What to produce ▸ In the records that follow, show each line where the word "notification" is present.

[START OF Task input]

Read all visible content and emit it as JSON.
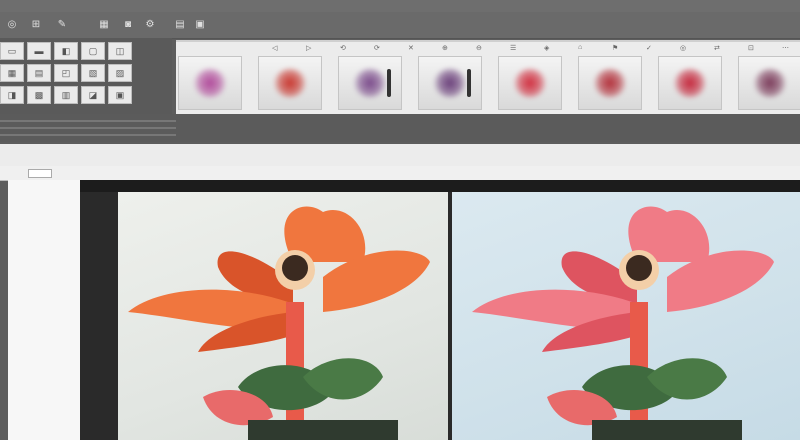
{
  "titlebar": {
    "text": ""
  },
  "toolbar": {
    "buttons": [
      {
        "icon": "move-icon",
        "glyph": "◎"
      },
      {
        "icon": "crop-icon",
        "glyph": "⊞"
      },
      {
        "icon": "brush-icon",
        "glyph": "✎"
      },
      {
        "icon": "layers-icon",
        "glyph": "▦"
      },
      {
        "icon": "camera-icon",
        "glyph": "◙"
      },
      {
        "icon": "settings-icon",
        "glyph": "⚙"
      },
      {
        "icon": "grid-icon",
        "glyph": "▤"
      },
      {
        "icon": "image-icon",
        "glyph": "▣"
      }
    ]
  },
  "tool_panel": {
    "cells": [
      "▭",
      "▬",
      "◧",
      "▢",
      "◫",
      "▦",
      "▤",
      "◰",
      "▧",
      "▨",
      "◨",
      "▩",
      "▥",
      "◪",
      "▣"
    ]
  },
  "filmstrip": {
    "icons": [
      "◁",
      "▷",
      "⟲",
      "⟳",
      "✕",
      "⊕",
      "⊖",
      "☰",
      "◈",
      "⌂",
      "⚑",
      "✓",
      "◎",
      "⇄",
      "⊡",
      "⋯"
    ],
    "thumbs": [
      {
        "color": "#b04a9a",
        "bar": false
      },
      {
        "color": "#c8372f",
        "bar": false
      },
      {
        "color": "#7a4a8a",
        "bar": true
      },
      {
        "color": "#6a3f7a",
        "bar": true
      },
      {
        "color": "#d02f3f",
        "bar": false
      },
      {
        "color": "#b2303a",
        "bar": false
      },
      {
        "color": "#c4283c",
        "bar": false
      },
      {
        "color": "#7b3b5a",
        "bar": false
      }
    ]
  },
  "doc_toolbar": {
    "items": [
      "",
      "",
      "",
      "",
      "",
      ""
    ]
  },
  "canvas": {
    "header_left": "",
    "header_right": "",
    "left_image": {
      "petal": "#f0763e",
      "petal_dark": "#d9542a",
      "bg": "#e8ebe6"
    },
    "right_image": {
      "petal": "#f07b86",
      "petal_dark": "#de5460",
      "bg": "#d3e5ee"
    },
    "stem": "#e85a4a",
    "leaf": "#3f6b3f",
    "pot": "#e86a6a"
  }
}
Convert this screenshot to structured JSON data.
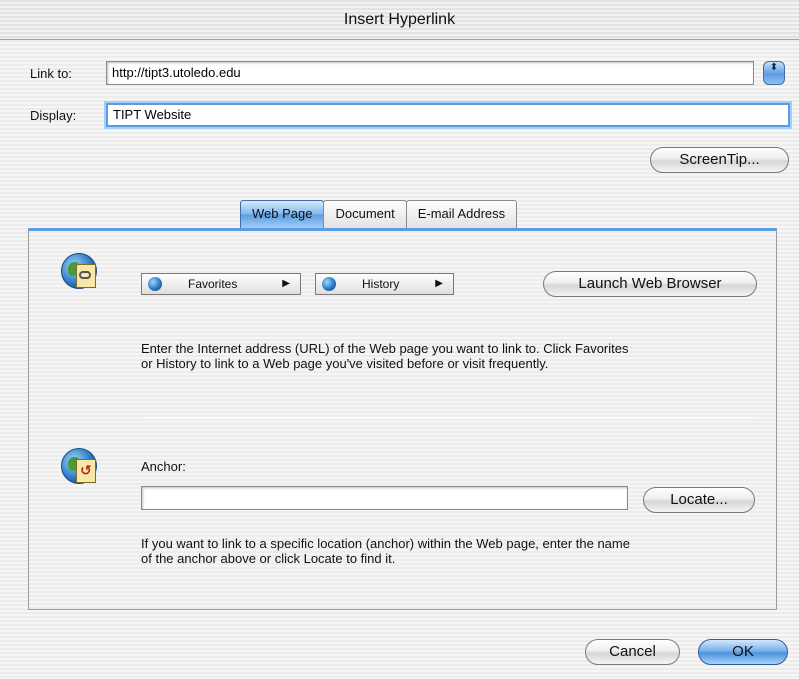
{
  "window": {
    "title": "Insert Hyperlink"
  },
  "form": {
    "link_to_label": "Link to:",
    "link_to_value": "http://tipt3.utoledo.edu",
    "display_label": "Display:",
    "display_value": "TIPT Website",
    "screentip_label": "ScreenTip...",
    "stepper_glyph": "⬍"
  },
  "tabs": [
    {
      "label": "Web Page",
      "active": true
    },
    {
      "label": "Document",
      "active": false
    },
    {
      "label": "E-mail Address",
      "active": false
    }
  ],
  "web_page": {
    "favorites_label": "Favorites",
    "history_label": "History",
    "launch_label": "Launch Web Browser",
    "description": "Enter the Internet address (URL) of the Web page you want to link to. Click Favorites or History to link to a Web page you've visited before or visit frequently.",
    "anchor_label": "Anchor:",
    "anchor_value": "",
    "locate_label": "Locate...",
    "anchor_description": "If you want to link to a specific location (anchor) within the Web page, enter the name of the anchor above or click Locate to find it.",
    "popup_arrow": "▶"
  },
  "footer": {
    "cancel_label": "Cancel",
    "ok_label": "OK"
  },
  "icons": {
    "stepper": "up-down-stepper-icon",
    "web_page": "globe-link-icon",
    "anchor": "globe-anchor-icon",
    "favorites": "globe-icon",
    "history": "globe-icon"
  },
  "colors": {
    "accent": "#5a9de2",
    "default_button": "#4f93dc",
    "focus_ring": "#a9cdf4"
  }
}
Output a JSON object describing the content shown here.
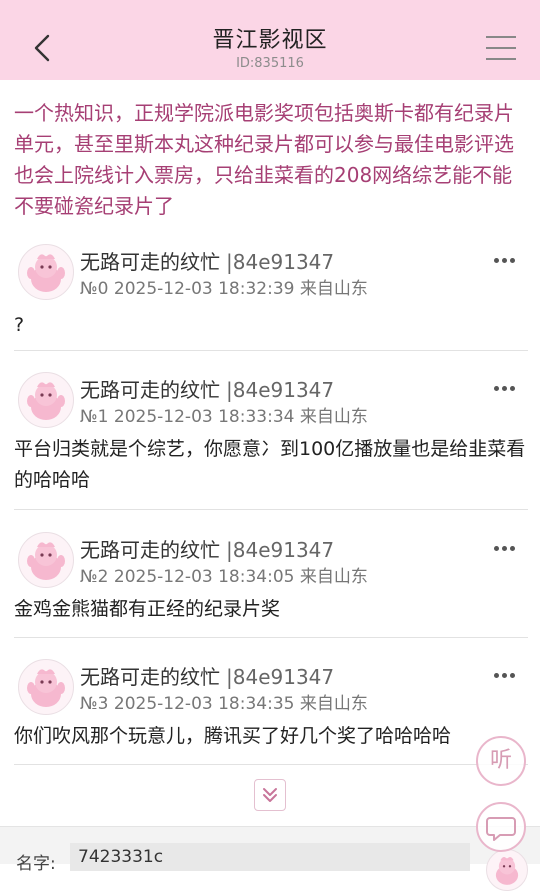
{
  "header": {
    "title": "晋江影视区",
    "id_text": "ID:835116"
  },
  "topic": {
    "text": "一个热知识，正规学院派电影奖项包括奥斯卡都有纪录片单元，甚至里斯本丸这种纪录片都可以参与最佳电影评选也会上院线计入票房，只给韭菜看的208网络综艺能不能不要碰瓷纪录片了"
  },
  "posts": [
    {
      "author": "无路可走的纹忙",
      "uid": "|84e91347",
      "meta": "№0 2025-12-03 18:32:39 来自山东",
      "content": "?"
    },
    {
      "author": "无路可走的纹忙",
      "uid": "|84e91347",
      "meta": "№1 2025-12-03 18:33:34 来自山东",
      "content": "平台归类就是个综艺，你愿意冫到100亿播放量也是给韭菜看的哈哈哈"
    },
    {
      "author": "无路可走的纹忙",
      "uid": "|84e91347",
      "meta": "№2 2025-12-03 18:34:05 来自山东",
      "content": "金鸡金熊猫都有正经的纪录片奖"
    },
    {
      "author": "无路可走的纹忙",
      "uid": "|84e91347",
      "meta": "№3 2025-12-03 18:34:35 来自山东",
      "content": "你们吹风那个玩意儿，腾讯买了好几个奖了哈哈哈哈"
    }
  ],
  "floating": {
    "listen_label": "听"
  },
  "bottom": {
    "name_label": "名字:",
    "name_value": "7423331c"
  },
  "colors": {
    "header_bg": "#fbd6e6",
    "topic_text": "#a63f74",
    "accent_pink": "#e9b6cb"
  }
}
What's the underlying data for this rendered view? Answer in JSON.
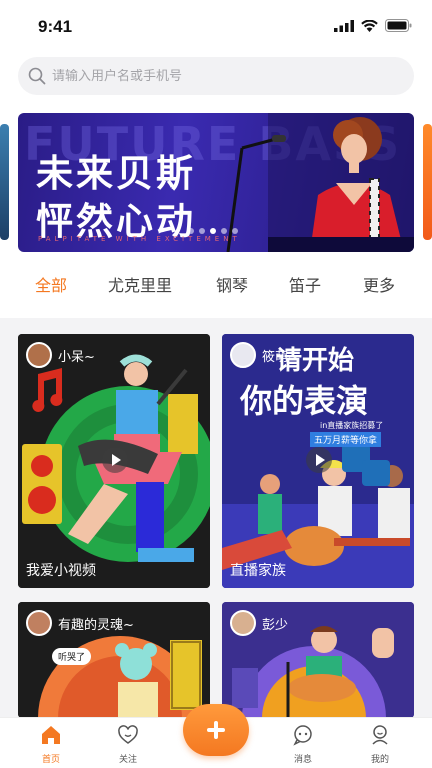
{
  "status_bar": {
    "time": "9:41"
  },
  "search": {
    "placeholder": "请输入用户名或手机号"
  },
  "banner": {
    "line1": "未来贝斯",
    "line2": "怦然心动",
    "bg_text": "FUTURE BASS",
    "small_text": "PALPITATE WITH EXCITEMENT",
    "page_count": 5,
    "active_page": 2
  },
  "tabs": [
    "全部",
    "尤克里里",
    "钢琴",
    "笛子",
    "更多"
  ],
  "active_tab": 0,
  "cards": [
    {
      "user": "小呆~",
      "caption": "我爱小视频",
      "has_play": true
    },
    {
      "user": "筱萌~",
      "caption": "直播家族",
      "has_play": true,
      "poster_title_1": "请开始",
      "poster_title_2": "你的表演",
      "poster_sub": "in直播家族招募了",
      "poster_tag": "五万月薪等你拿"
    },
    {
      "user": "有趣的灵魂~",
      "caption": "",
      "bubble": "听哭了"
    },
    {
      "user": "彭少",
      "caption": ""
    }
  ],
  "nav": [
    {
      "label": "首页",
      "icon": "home-icon",
      "active": true
    },
    {
      "label": "关注",
      "icon": "heart-icon",
      "active": false
    },
    {
      "label": "消息",
      "icon": "message-icon",
      "active": false
    },
    {
      "label": "我的",
      "icon": "profile-icon",
      "active": false
    }
  ],
  "colors": {
    "accent": "#f47821",
    "banner": "#2a1c86",
    "card2_bg": "#2b2a8e",
    "card4_bg": "#3b2f8f"
  }
}
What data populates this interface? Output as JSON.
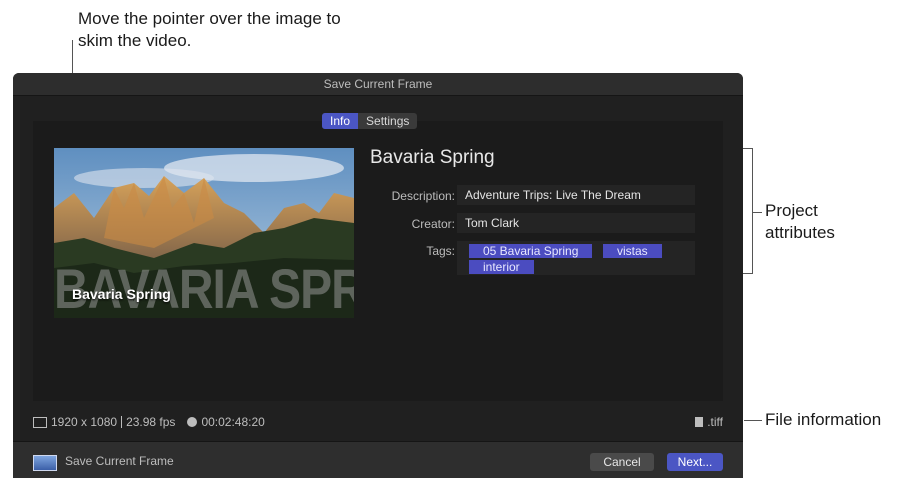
{
  "annotations": {
    "pointer_note": "Move the pointer over the image to skim the video.",
    "project_attributes": "Project\nattributes",
    "file_information": "File information"
  },
  "dialog": {
    "title": "Save Current Frame",
    "tabs": [
      {
        "label": "Info",
        "active": true
      },
      {
        "label": "Settings",
        "active": false
      }
    ],
    "preview": {
      "overlay_large": "BAVARIA SPRING",
      "overlay_small": "Bavaria Spring"
    },
    "project_title": "Bavaria Spring",
    "fields": {
      "description_label": "Description:",
      "description_value": "Adventure Trips: Live The Dream",
      "creator_label": "Creator:",
      "creator_value": "Tom Clark",
      "tags_label": "Tags:",
      "tags": [
        "05 Bavaria Spring",
        "vistas",
        "interior"
      ]
    },
    "info": {
      "resolution": "1920 x 1080",
      "fps": "23.98 fps",
      "duration": "00:02:48:20",
      "file_ext": ".tiff"
    },
    "footer": {
      "label": "Save Current Frame",
      "cancel": "Cancel",
      "next": "Next..."
    }
  },
  "colors": {
    "accent": "#4b56c4",
    "dialog_bg": "#202020",
    "tag_bg": "#4b4cc0"
  }
}
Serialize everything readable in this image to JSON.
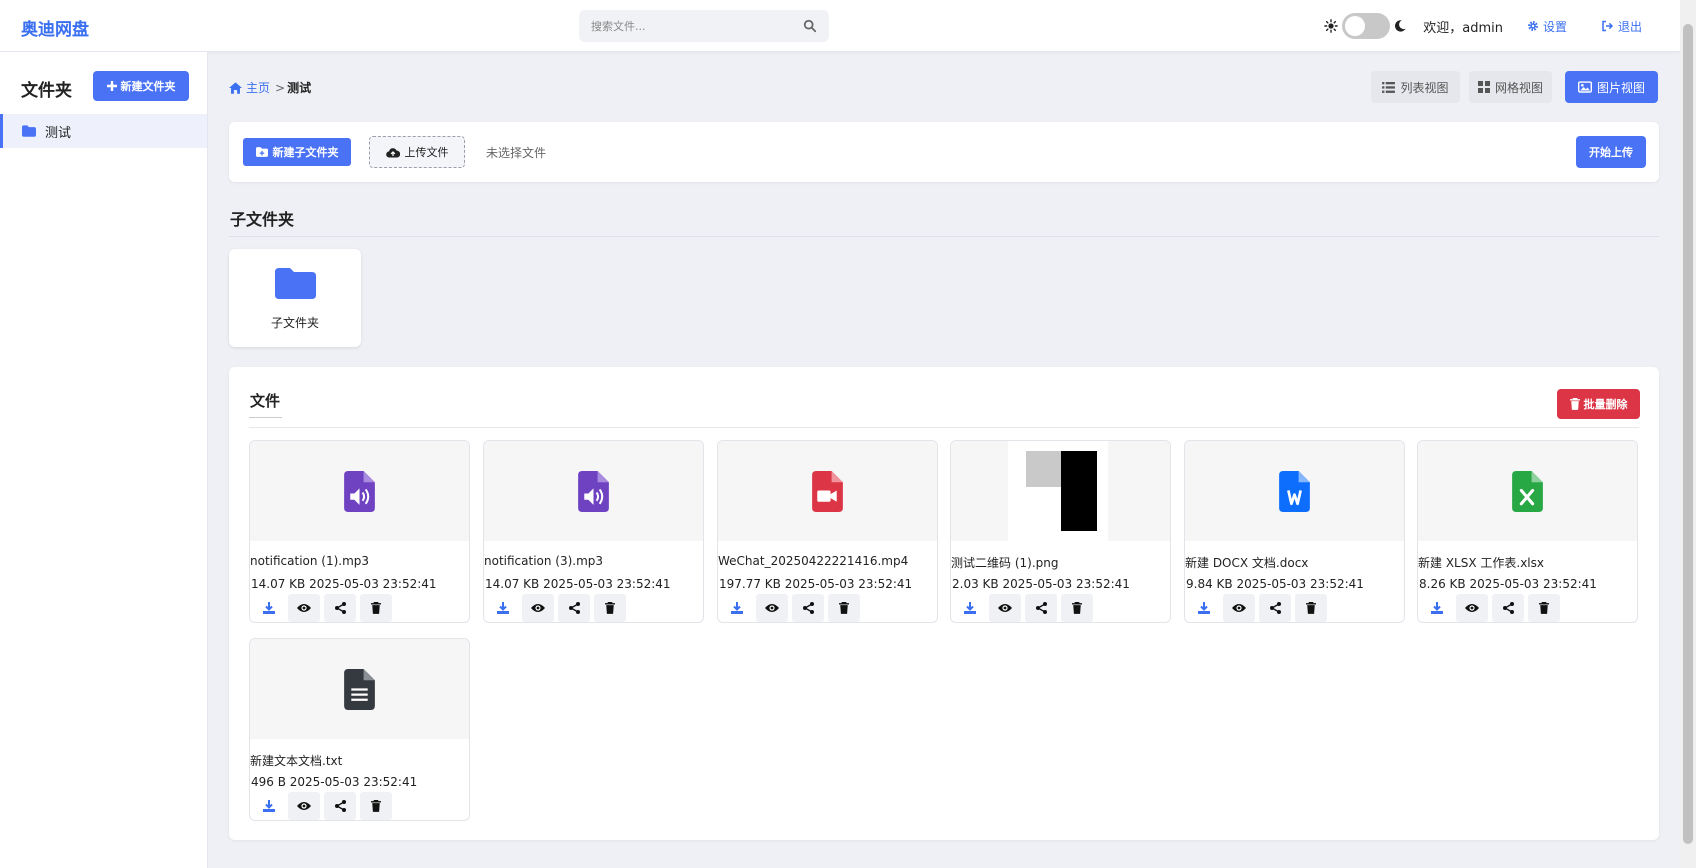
{
  "app": {
    "brand": "奥迪网盘"
  },
  "search": {
    "placeholder": "搜索文件..."
  },
  "nav": {
    "welcome": "欢迎，admin",
    "settings": "设置",
    "logout": "退出"
  },
  "sidebar": {
    "title": "文件夹",
    "new_folder": "新建文件夹",
    "items": [
      {
        "label": "测试"
      }
    ]
  },
  "breadcrumb": {
    "home": "主页",
    "separator": ">",
    "current": "测试"
  },
  "views": {
    "list": "列表视图",
    "grid": "网格视图",
    "image": "图片视图",
    "active": "图片视图"
  },
  "upload": {
    "new_subfolder": "新建子文件夹",
    "upload_file": "上传文件",
    "no_file": "未选择文件",
    "start": "开始上传"
  },
  "subfolders": {
    "title": "子文件夹",
    "items": [
      {
        "name": "子文件夹"
      }
    ]
  },
  "files": {
    "title": "文件",
    "batch_delete": "批量删除",
    "items": [
      {
        "name": "notification (1).mp3",
        "meta": "14.07 KB 2025-05-03 23:52:41",
        "icon": "audio-file-icon"
      },
      {
        "name": "notification (3).mp3",
        "meta": "14.07 KB 2025-05-03 23:52:41",
        "icon": "audio-file-icon"
      },
      {
        "name": "WeChat_20250422221416.mp4",
        "meta": "197.77 KB 2025-05-03 23:52:41",
        "icon": "video-file-icon"
      },
      {
        "name": "测试二维码 (1).png",
        "meta": "2.03 KB 2025-05-03 23:52:41",
        "icon": "image-thumbnail"
      },
      {
        "name": "新建 DOCX 文档.docx",
        "meta": "9.84 KB 2025-05-03 23:52:41",
        "icon": "word-file-icon"
      },
      {
        "name": "新建 XLSX 工作表.xlsx",
        "meta": "8.26 KB 2025-05-03 23:52:41",
        "icon": "excel-file-icon"
      },
      {
        "name": "新建文本文档.txt",
        "meta": "496 B 2025-05-03 23:52:41",
        "icon": "text-file-icon"
      }
    ]
  },
  "colors": {
    "accent": "#4a72f5",
    "danger": "#dc3545",
    "audio": "#6f42c1",
    "video": "#dc3545",
    "word": "#0d6efd",
    "excel": "#28a745",
    "text": "#343a40"
  }
}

[END OF Task input]

Completed task ▸
        "name": "notification (1).mp3",
        "name": "notification (3).mp3",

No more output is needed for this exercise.